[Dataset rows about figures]
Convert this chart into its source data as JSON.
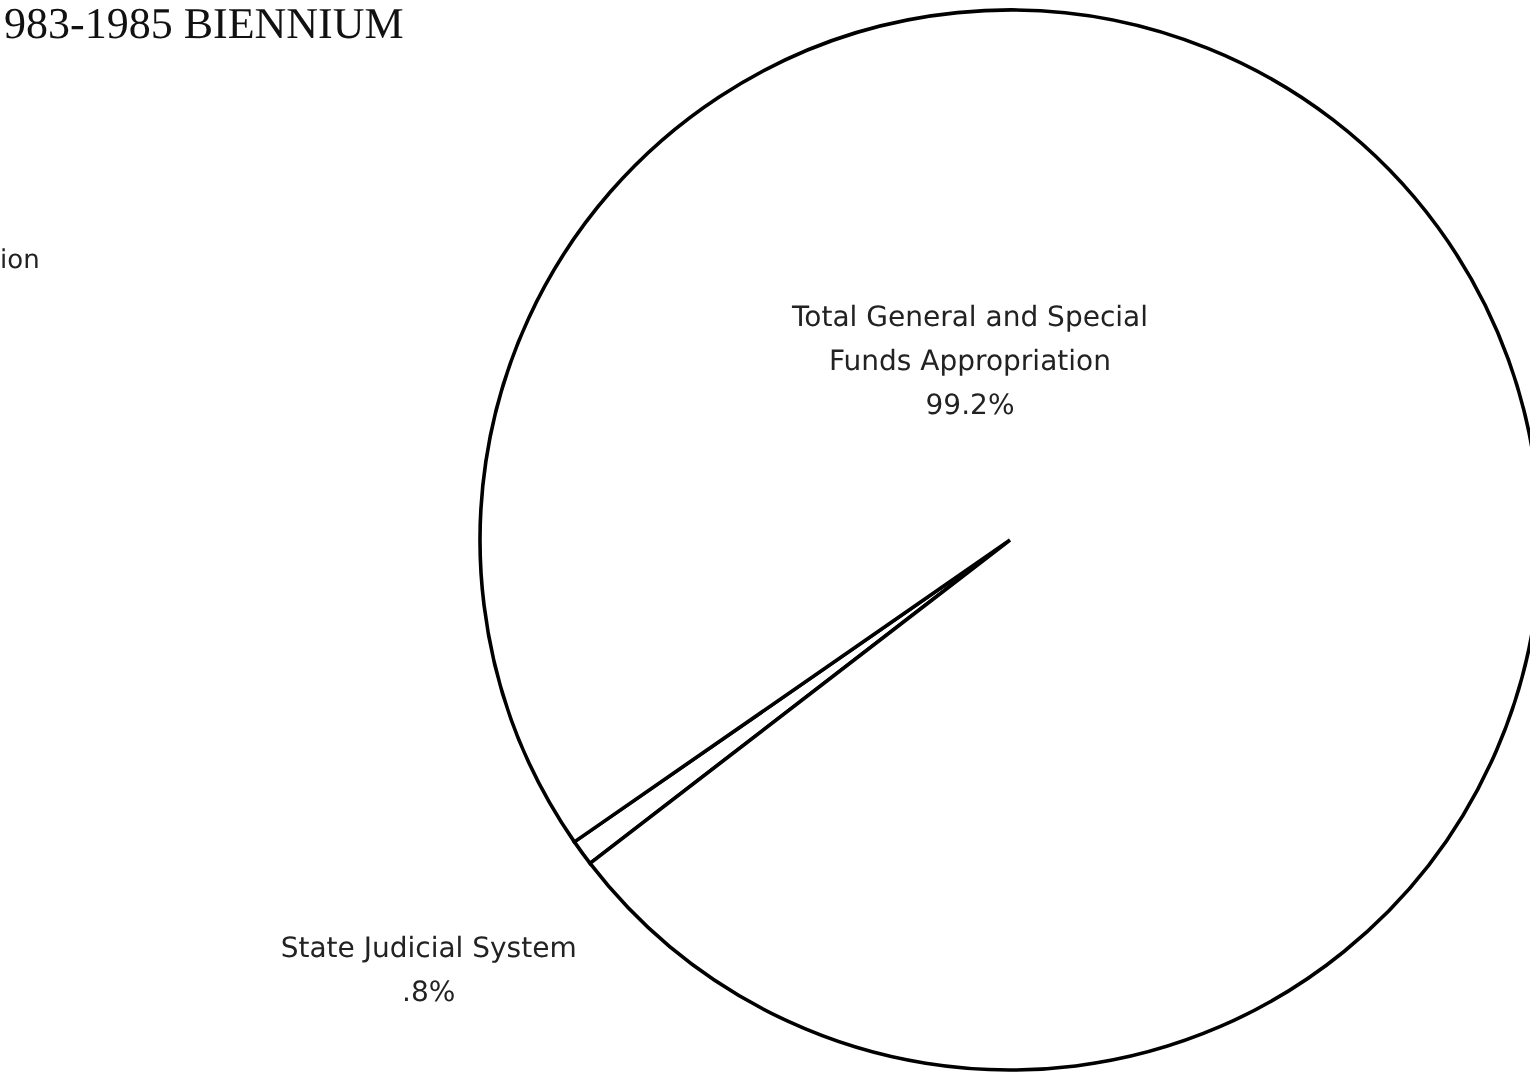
{
  "chart_data": {
    "type": "pie",
    "title": "983-1985 BIENNIUM",
    "categories": [
      "State Judicial System",
      "Total General and Special Funds Appropriation"
    ],
    "values": [
      0.8,
      99.2
    ],
    "value_labels": [
      ".8%",
      "99.2%"
    ],
    "colors": [
      "#ffffff",
      "#ffffff"
    ],
    "annotations": [
      "ion"
    ],
    "legend": false
  }
}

**Goal**.
Give back the whole listing as it stands, minus its pictures.

**Answer in full**.
Convert this chart into its source data as JSON.
{
  "chart_data": {
    "type": "pie",
    "title": "983-1985 BIENNIUM",
    "categories": [
      "State Judicial System",
      "Total General and Special Funds Appropriation"
    ],
    "values": [
      0.8,
      99.2
    ],
    "value_labels": [
      ".8%",
      "99.2%"
    ],
    "colors": [
      "#ffffff",
      "#ffffff"
    ],
    "annotations": [
      "ion"
    ],
    "legend": false
  }
}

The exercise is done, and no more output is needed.